## Requirements
All the data should come back exactly as it was given.

[Items from a dataset]
★ ★ ★ ★ ★

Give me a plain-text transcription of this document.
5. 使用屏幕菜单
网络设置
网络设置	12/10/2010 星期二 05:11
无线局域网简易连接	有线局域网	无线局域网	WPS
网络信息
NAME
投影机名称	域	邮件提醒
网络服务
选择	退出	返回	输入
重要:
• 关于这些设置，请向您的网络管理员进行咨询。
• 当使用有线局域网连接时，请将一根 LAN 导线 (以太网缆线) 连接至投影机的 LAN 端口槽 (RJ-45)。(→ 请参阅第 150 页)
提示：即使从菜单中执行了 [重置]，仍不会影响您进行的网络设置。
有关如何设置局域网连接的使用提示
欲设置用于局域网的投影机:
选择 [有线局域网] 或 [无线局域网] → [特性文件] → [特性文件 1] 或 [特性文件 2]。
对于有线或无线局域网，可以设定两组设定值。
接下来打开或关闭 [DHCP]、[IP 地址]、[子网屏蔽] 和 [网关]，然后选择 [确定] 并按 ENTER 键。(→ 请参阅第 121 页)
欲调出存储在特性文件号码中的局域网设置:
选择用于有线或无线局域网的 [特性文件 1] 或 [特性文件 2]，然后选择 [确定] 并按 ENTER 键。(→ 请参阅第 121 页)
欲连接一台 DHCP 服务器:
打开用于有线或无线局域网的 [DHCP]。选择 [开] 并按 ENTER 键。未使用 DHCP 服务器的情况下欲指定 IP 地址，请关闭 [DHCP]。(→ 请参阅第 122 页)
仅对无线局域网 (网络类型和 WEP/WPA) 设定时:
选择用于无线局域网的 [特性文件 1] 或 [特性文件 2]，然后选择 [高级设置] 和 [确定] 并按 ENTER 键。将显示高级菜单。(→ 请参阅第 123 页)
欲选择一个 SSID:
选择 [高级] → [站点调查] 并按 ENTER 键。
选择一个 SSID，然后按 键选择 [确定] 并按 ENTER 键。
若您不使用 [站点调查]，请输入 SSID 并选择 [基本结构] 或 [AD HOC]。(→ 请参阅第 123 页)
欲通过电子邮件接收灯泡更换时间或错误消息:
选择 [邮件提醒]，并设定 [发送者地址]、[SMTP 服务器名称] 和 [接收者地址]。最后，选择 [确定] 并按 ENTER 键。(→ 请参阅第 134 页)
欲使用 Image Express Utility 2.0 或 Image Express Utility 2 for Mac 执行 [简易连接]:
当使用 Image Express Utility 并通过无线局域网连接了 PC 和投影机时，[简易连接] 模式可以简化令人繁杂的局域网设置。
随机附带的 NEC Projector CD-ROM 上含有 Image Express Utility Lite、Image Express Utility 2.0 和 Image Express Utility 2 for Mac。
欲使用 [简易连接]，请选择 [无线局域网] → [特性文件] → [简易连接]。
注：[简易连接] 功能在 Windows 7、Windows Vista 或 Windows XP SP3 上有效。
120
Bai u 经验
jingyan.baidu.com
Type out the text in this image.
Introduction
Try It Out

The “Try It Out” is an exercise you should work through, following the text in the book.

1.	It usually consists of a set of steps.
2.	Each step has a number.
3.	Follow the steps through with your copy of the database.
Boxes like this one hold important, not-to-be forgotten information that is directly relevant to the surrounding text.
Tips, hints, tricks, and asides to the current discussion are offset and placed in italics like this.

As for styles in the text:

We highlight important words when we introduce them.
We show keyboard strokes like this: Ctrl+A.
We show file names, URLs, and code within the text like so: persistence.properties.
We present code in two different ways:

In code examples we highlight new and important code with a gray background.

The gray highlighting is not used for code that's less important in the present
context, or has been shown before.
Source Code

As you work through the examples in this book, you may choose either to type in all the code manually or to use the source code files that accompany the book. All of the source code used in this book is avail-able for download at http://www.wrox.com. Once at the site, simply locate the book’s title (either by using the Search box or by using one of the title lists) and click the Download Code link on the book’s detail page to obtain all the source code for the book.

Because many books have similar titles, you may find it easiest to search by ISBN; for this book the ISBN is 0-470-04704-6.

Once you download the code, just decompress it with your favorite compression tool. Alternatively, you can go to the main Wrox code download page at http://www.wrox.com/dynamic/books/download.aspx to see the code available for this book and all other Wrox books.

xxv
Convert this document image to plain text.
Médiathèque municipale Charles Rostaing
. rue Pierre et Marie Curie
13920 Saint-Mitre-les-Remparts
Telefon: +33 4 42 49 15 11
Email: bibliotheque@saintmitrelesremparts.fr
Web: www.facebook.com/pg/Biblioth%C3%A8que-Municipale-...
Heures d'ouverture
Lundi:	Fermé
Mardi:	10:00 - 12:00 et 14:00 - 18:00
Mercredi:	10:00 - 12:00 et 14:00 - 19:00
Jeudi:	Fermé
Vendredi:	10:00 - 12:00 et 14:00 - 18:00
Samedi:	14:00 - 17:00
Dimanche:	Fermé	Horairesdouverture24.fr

★ ★ ★ ★ ★

## Answer to the task
Give me a plain-text transcription of this document.
5. 使用屏幕菜单
网络设置
网络设置	12/10/2010 星期二 05:11
无线局域网简易连接	有线局域网	无线局域网	WPS
网络信息
NAME
投影机名称	域	邮件提醒
网络服务
选择	退出	返回	输入
重要:
• 关于这些设置，请向您的网络管理员进行咨询。
• 当使用有线局域网连接时，请将一根 LAN 导线 (以太网缆线) 连接至投影机的 LAN 端口槽 (RJ-45)。(→ 请参阅第 150 页)
提示：即使从菜单中执行了 [重置]，仍不会影响您进行的网络设置。
有关如何设置局域网连接的使用提示
欲设置用于局域网的投影机:
选择 [有线局域网] 或 [无线局域网] → [特性文件] → [特性文件 1] 或 [特性文件 2]。
对于有线或无线局域网，可以设定两组设定值。
接下来打开或关闭 [DHCP]、[IP 地址]、[子网屏蔽] 和 [网关]，然后选择 [确定] 并按 ENTER 键。(→ 请参阅第 121 页)
欲调出存储在特性文件号码中的局域网设置:
选择用于有线或无线局域网的 [特性文件 1] 或 [特性文件 2]，然后选择 [确定] 并按 ENTER 键。(→ 请参阅第 121 页)
欲连接一台 DHCP 服务器:
打开用于有线或无线局域网的 [DHCP]。选择 [开] 并按 ENTER 键。未使用 DHCP 服务器的情况下欲指定 IP 地址，请关闭 [DHCP]。(→ 请参阅第 122 页)
仅对无线局域网 (网络类型和 WEP/WPA) 设定时:
选择用于无线局域网的 [特性文件 1] 或 [特性文件 2]，然后选择 [高级设置] 和 [确定] 并按 ENTER 键。将显示高级菜单。(→ 请参阅第 123 页)
欲选择一个 SSID:
选择 [高级] → [站点调查] 并按 ENTER 键。
选择一个 SSID，然后按 键选择 [确定] 并按 ENTER 键。
若您不使用 [站点调查]，请输入 SSID 并选择 [基本结构] 或 [AD HOC]。(→ 请参阅第 123 页)
欲通过电子邮件接收灯泡更换时间或错误消息:
选择 [邮件提醒]，并设定 [发送者地址]、[SMTP 服务器名称] 和 [接收者地址]。最后，选择 [确定] 并按 ENTER 键。(→ 请参阅第 134 页)
欲使用 Image Express Utility 2.0 或 Image Express Utility 2 for Mac 执行 [简易连接]:
当使用 Image Express Utility 并通过无线局域网连接了 PC 和投影机时，[简易连接] 模式可以简化令人繁杂的局域网设置。
随机附带的 NEC Projector CD-ROM 上含有 Image Express Utility Lite、Image Express Utility 2.0 和 Image Express Utility 2 for Mac。
欲使用 [简易连接]，请选择 [无线局域网] → [特性文件] → [简易连接]。
注：[简易连接] 功能在 Windows 7、Windows Vista 或 Windows XP SP3 上有效。
120
Bai u 经验
jingyan.baidu.com
Type out the text in this image.
Introduction
Try It Out

The “Try It Out” is an exercise you should work through, following the text in the book.

1.	It usually consists of a set of steps.
2.	Each step has a number.
3.	Follow the steps through with your copy of the database.
Boxes like this one hold important, not-to-be forgotten information that is directly relevant to the surrounding text.
Tips, hints, tricks, and asides to the current discussion are offset and placed in italics like this.

As for styles in the text:

We highlight important words when we introduce them.
We show keyboard strokes like this: Ctrl+A.
We show file names, URLs, and code within the text like so: persistence.properties.
We present code in two different ways:

In code examples we highlight new and important code with a gray background.

The gray highlighting is not used for code that's less important in the present
context, or has been shown before.
Source Code

As you work through the examples in this book, you may choose either to type in all the code manually or to use the source code files that accompany the book. All of the source code used in this book is avail-able for download at http://www.wrox.com. Once at the site, simply locate the book’s title (either by using the Search box or by using one of the title lists) and click the Download Code link on the book’s detail page to obtain all the source code for the book.

Because many books have similar titles, you may find it easiest to search by ISBN; for this book the ISBN is 0-470-04704-6.

Once you download the code, just decompress it with your favorite compression tool. Alternatively, you can go to the main Wrox code download page at http://www.wrox.com/dynamic/books/download.aspx to see the code available for this book and all other Wrox books.

xxv
Convert this document image to plain text.
Médiathèque municipale Charles Rostaing
. rue Pierre et Marie Curie
13920 Saint-Mitre-les-Remparts
Telefon: +33 4 42 49 15 11
Email: bibliotheque@saintmitrelesremparts.fr
Web: www.facebook.com/pg/Biblioth%C3%A8que-Municipale-...
Heures d'ouverture
Lundi:	Fermé
Mardi:	10:00 - 12:00 et 14:00 - 18:00
Mercredi:	10:00 - 12:00 et 14:00 - 19:00
Jeudi:	Fermé
Vendredi:	10:00 - 12:00 et 14:00 - 18:00
Samedi:	14:00 - 17:00
Dimanche:	Fermé	Horairesdouverture24.fr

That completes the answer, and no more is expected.